PROBLEM DETAILS – Copy out all lines that carry the word "dSTEC".

— Begin ENTRIES SHOWN —

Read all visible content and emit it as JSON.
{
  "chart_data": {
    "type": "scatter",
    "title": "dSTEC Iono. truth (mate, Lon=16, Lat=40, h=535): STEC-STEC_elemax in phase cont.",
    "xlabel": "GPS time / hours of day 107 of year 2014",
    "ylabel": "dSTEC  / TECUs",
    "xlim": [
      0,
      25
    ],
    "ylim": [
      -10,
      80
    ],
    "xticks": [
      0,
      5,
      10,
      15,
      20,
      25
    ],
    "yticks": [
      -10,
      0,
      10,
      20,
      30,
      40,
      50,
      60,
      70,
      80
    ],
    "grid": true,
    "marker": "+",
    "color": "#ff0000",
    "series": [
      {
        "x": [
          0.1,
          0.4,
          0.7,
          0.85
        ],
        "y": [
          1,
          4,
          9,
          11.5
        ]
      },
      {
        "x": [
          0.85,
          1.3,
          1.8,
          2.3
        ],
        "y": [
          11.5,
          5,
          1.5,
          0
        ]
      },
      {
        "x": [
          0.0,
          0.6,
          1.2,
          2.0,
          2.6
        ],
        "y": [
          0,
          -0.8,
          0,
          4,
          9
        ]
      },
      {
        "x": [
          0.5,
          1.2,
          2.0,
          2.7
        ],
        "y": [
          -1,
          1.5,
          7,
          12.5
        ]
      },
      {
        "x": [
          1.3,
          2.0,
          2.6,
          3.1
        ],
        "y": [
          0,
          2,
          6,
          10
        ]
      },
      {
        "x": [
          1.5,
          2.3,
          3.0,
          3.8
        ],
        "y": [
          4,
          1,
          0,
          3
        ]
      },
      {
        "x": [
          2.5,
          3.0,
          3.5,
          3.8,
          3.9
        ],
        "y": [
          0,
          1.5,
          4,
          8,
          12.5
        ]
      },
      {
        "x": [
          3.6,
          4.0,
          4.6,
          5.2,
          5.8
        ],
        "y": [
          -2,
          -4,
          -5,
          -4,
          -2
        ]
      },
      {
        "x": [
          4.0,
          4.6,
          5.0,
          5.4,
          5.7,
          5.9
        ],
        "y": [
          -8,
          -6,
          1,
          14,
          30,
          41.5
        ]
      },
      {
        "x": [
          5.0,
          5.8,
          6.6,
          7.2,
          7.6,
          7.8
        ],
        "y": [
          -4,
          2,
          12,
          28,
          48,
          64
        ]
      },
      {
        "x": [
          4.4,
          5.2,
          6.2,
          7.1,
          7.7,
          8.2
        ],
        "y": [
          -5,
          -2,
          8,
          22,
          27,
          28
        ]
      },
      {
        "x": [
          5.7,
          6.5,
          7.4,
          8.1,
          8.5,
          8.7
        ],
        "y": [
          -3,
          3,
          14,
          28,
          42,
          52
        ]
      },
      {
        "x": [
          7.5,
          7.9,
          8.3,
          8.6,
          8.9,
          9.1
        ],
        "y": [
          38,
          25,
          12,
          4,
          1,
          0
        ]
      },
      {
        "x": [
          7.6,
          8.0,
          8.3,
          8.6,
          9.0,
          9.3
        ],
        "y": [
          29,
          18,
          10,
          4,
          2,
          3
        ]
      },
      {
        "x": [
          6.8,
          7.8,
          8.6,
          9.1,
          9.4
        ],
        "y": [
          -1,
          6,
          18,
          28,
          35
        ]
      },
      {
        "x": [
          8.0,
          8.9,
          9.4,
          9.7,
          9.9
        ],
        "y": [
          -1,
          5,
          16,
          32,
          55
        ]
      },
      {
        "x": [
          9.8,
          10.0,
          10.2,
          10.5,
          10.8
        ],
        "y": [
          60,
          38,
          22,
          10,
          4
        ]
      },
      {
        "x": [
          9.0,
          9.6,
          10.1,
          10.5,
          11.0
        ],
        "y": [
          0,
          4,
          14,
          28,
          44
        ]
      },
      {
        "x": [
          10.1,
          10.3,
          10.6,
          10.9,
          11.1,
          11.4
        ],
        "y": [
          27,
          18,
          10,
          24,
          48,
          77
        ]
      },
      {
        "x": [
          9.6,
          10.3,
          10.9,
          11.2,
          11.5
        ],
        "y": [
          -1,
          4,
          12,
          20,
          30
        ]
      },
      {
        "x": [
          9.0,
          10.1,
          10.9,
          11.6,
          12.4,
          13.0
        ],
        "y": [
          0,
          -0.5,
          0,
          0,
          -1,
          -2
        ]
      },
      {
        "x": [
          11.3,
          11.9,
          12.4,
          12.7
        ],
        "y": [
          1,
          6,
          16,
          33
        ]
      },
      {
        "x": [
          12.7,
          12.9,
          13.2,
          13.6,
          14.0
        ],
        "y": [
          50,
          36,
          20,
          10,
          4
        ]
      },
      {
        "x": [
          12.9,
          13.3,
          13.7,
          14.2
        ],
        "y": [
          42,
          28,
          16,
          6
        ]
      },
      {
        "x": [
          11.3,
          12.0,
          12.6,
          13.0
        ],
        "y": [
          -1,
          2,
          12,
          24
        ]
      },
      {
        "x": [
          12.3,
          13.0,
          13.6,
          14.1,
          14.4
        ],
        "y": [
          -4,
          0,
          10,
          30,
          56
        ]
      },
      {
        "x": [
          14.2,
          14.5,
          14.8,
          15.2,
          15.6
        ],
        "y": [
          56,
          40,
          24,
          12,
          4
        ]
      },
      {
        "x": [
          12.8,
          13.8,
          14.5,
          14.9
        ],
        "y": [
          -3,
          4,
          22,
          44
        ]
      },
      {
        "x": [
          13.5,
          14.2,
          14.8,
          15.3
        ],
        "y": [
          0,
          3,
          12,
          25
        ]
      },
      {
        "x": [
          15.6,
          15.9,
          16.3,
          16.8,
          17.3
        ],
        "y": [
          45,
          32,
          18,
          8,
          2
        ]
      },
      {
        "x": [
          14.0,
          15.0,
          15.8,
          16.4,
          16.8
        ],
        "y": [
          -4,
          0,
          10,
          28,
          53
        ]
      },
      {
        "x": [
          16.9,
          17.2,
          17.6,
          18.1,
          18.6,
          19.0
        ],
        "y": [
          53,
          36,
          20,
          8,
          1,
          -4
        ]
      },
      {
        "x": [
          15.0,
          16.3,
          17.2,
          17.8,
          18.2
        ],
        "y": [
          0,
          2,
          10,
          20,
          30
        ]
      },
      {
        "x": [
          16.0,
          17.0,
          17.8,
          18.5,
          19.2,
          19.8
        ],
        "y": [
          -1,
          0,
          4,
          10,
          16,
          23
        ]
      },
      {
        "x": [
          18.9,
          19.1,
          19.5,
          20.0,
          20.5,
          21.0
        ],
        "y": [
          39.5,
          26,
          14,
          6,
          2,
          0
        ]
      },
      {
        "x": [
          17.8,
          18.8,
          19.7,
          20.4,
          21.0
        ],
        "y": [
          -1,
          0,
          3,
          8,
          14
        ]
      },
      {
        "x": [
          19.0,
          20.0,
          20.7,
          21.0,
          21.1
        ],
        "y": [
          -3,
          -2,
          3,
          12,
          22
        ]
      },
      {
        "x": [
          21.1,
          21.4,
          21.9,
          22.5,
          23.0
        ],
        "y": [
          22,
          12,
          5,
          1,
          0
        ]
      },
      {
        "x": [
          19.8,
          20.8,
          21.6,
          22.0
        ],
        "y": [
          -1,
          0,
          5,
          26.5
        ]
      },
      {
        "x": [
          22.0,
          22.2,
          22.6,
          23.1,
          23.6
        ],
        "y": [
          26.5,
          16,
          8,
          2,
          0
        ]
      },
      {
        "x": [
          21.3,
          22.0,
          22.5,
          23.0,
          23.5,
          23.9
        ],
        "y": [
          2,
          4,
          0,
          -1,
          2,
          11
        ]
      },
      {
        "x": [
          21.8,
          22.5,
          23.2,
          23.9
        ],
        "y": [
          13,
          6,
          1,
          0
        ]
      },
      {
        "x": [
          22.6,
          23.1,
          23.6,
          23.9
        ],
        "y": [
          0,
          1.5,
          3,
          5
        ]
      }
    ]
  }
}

— End ENTRIES SHOWN —

ANSWER FOR THE TASK –
    "title": "dSTEC Iono. truth (mate, Lon=16, Lat=40, h=535): STEC-STEC_elemax in phase cont.",
    "ylabel": "dSTEC  / TECUs",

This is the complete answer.